### [TASK PROMPT]
Find the lines holding the word "name" and collect them.

Records:
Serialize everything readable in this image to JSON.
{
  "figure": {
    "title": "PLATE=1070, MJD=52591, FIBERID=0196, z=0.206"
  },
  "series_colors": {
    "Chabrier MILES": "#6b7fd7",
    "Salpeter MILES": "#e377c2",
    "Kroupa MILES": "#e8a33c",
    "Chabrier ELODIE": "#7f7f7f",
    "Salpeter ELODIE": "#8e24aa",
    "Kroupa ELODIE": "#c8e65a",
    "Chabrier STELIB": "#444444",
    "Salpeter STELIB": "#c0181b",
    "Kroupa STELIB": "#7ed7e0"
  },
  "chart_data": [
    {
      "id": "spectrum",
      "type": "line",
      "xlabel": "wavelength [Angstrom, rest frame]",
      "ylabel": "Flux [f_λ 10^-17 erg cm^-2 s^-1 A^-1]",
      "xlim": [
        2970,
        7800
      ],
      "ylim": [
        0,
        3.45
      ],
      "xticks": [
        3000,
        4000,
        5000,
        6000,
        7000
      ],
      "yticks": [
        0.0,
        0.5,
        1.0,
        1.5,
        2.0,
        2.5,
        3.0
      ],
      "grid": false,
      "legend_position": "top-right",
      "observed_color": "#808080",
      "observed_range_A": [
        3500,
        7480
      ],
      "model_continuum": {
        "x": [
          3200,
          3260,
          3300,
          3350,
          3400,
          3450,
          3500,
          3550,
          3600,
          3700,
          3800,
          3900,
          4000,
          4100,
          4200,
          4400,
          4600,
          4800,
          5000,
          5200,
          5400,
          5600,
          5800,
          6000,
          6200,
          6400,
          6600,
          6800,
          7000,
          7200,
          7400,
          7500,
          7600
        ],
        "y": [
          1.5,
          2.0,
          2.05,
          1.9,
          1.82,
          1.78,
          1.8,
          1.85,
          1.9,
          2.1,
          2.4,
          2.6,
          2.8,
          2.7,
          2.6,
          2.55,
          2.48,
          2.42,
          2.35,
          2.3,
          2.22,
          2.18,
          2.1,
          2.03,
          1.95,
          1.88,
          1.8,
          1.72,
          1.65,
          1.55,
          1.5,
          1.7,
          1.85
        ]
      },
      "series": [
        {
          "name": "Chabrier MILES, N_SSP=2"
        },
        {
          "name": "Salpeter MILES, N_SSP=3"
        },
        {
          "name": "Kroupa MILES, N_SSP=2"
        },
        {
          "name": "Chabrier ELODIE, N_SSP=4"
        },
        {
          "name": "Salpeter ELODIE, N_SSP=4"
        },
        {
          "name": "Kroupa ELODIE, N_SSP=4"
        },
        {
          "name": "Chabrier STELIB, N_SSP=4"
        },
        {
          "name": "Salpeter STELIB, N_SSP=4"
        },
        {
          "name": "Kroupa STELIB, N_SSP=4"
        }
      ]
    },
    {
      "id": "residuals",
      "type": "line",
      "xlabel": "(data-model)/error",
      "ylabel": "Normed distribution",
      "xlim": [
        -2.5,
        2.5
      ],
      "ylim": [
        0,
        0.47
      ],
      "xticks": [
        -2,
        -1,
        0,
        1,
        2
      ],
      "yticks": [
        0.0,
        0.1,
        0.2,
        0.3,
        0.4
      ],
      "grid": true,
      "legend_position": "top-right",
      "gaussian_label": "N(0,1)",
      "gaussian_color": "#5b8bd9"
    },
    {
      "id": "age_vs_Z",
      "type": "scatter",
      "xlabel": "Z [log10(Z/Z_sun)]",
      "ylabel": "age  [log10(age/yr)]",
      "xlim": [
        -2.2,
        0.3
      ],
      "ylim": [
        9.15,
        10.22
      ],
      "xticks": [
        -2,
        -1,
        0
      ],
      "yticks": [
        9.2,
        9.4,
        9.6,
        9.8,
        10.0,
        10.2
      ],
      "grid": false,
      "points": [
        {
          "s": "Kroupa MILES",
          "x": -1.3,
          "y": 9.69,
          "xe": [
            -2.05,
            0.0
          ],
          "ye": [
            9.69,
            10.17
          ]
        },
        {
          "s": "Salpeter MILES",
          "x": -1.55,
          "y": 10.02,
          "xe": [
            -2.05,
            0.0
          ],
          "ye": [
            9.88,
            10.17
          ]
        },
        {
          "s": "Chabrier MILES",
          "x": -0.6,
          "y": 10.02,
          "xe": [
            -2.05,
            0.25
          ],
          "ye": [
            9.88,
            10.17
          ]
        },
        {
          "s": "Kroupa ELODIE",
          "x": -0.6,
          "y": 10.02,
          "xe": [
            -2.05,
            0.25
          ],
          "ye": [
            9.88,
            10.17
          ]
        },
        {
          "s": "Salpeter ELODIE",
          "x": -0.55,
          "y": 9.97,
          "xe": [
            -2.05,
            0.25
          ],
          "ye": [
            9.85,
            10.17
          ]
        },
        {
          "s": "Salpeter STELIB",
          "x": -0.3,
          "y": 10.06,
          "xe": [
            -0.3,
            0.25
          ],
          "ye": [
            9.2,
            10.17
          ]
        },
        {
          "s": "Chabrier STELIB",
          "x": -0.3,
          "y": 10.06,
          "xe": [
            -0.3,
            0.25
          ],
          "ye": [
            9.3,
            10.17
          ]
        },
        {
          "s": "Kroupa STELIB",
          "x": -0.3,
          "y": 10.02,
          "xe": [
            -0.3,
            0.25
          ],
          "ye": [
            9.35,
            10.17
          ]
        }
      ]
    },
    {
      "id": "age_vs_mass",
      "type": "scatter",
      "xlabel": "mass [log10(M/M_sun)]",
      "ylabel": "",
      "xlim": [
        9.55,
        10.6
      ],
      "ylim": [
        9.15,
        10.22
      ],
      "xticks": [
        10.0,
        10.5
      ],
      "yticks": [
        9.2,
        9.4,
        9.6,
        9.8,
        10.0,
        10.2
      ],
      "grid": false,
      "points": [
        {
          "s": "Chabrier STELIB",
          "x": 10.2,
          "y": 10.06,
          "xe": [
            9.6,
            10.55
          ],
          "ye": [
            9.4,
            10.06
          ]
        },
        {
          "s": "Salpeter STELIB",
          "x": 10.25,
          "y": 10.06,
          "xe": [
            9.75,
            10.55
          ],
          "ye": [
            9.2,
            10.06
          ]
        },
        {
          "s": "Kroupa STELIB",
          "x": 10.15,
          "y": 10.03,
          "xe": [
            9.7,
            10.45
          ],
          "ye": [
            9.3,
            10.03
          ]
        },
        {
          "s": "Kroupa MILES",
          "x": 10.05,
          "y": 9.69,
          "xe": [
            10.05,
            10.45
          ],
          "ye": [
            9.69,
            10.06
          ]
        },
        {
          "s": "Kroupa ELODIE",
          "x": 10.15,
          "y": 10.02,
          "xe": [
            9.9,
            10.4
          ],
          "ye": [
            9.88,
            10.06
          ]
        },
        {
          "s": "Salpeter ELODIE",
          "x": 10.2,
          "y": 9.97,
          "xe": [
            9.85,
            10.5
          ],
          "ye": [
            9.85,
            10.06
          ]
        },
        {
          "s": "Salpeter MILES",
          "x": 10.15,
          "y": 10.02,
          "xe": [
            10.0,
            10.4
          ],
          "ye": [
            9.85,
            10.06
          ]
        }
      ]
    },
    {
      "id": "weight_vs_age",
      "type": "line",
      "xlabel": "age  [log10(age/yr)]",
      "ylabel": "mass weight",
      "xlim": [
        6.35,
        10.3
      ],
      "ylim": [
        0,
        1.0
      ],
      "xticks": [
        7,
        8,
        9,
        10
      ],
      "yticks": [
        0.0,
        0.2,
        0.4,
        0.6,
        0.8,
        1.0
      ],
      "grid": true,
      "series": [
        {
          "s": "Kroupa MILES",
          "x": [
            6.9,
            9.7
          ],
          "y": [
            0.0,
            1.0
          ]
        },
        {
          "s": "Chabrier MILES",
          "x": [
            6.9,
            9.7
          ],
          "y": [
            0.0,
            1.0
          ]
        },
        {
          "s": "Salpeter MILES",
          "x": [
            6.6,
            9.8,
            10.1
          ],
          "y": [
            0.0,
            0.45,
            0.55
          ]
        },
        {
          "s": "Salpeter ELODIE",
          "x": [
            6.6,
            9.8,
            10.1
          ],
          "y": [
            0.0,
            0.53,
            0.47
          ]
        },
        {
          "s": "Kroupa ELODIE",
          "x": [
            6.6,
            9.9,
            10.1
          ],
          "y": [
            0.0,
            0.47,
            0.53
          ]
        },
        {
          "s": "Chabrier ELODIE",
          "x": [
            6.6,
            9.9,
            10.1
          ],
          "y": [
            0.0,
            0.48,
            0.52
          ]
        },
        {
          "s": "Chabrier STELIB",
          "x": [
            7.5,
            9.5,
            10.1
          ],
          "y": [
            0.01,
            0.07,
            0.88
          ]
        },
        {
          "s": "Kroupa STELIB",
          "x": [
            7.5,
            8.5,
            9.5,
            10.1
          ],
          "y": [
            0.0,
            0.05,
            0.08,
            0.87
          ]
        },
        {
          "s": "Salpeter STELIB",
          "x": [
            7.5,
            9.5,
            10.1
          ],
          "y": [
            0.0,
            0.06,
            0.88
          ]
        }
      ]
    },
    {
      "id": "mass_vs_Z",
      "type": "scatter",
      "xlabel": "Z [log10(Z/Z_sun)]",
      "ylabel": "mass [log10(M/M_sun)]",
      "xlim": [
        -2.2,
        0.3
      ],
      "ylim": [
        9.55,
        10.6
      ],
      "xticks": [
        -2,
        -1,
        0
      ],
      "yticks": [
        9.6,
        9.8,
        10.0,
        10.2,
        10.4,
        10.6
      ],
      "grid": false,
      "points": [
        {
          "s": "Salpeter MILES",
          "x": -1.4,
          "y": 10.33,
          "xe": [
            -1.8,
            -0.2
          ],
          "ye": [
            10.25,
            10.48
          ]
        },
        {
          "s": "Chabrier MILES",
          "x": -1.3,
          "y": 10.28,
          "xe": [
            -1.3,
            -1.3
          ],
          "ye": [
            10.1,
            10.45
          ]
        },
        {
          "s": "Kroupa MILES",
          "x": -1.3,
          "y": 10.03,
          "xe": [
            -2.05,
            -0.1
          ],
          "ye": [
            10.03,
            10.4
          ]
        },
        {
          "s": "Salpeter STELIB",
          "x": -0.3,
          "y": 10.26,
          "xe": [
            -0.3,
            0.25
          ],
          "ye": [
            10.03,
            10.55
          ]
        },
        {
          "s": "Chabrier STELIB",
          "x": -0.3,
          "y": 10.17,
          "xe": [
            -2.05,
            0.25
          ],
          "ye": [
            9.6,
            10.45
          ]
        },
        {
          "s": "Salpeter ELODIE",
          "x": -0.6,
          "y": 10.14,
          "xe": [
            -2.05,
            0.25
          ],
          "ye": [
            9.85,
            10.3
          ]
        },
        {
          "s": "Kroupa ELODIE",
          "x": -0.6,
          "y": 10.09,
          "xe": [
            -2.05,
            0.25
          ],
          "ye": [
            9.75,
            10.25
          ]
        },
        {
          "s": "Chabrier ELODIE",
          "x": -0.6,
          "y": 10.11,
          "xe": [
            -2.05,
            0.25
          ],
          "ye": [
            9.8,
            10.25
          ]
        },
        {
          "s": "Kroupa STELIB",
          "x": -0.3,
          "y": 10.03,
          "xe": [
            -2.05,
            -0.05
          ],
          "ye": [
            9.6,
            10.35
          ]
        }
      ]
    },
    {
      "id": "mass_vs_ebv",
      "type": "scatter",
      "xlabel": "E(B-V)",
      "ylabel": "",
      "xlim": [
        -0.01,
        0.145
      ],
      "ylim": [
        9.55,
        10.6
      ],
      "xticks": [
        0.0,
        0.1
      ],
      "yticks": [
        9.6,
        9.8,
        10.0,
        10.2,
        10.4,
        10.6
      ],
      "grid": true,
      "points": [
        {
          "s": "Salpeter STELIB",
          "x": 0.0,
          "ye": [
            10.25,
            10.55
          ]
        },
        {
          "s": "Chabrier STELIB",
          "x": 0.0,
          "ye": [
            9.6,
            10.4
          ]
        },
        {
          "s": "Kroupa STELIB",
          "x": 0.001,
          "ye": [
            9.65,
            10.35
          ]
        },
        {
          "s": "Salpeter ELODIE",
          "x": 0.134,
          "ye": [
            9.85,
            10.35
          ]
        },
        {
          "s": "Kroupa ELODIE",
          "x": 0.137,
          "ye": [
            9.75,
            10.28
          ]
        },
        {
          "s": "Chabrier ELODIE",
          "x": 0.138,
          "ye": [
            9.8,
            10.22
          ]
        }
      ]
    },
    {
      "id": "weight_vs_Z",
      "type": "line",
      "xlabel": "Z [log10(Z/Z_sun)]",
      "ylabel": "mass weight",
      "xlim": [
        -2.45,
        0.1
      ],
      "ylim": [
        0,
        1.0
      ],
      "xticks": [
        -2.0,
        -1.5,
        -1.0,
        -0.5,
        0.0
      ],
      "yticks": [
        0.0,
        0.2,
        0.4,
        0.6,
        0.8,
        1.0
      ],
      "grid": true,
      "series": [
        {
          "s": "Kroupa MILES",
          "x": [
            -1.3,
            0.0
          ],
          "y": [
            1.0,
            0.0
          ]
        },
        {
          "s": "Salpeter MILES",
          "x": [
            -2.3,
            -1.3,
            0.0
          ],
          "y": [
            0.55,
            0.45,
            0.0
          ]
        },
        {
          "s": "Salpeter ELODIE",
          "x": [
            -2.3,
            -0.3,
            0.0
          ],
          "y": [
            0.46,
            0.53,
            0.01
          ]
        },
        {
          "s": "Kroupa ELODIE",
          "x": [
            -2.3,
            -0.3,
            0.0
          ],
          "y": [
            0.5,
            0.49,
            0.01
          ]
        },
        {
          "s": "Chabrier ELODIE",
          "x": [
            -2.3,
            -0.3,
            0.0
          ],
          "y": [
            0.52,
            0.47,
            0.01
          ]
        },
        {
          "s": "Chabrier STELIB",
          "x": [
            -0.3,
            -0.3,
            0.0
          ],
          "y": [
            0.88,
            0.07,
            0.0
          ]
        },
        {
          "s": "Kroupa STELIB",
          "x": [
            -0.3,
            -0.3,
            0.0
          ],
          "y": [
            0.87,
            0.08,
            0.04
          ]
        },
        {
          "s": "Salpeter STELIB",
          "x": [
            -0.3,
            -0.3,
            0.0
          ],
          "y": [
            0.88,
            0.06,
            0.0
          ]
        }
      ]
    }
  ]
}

### [SOLVED PROBLEM]
          "name": "Chabrier MILES, N_SSP=2"
          "name": "Salpeter MILES, N_SSP=3"
          "name": "Kroupa MILES, N_SSP=2"
          "name": "Chabrier ELODIE, N_SSP=4"
          "name": "Salpeter ELODIE, N_SSP=4"
          "name": "Kroupa ELODIE, N_SSP=4"
          "name": "Chabrier STELIB, N_SSP=4"
          "name": "Salpeter STELIB, N_SSP=4"
          "name": "Kroupa STELIB, N_SSP=4"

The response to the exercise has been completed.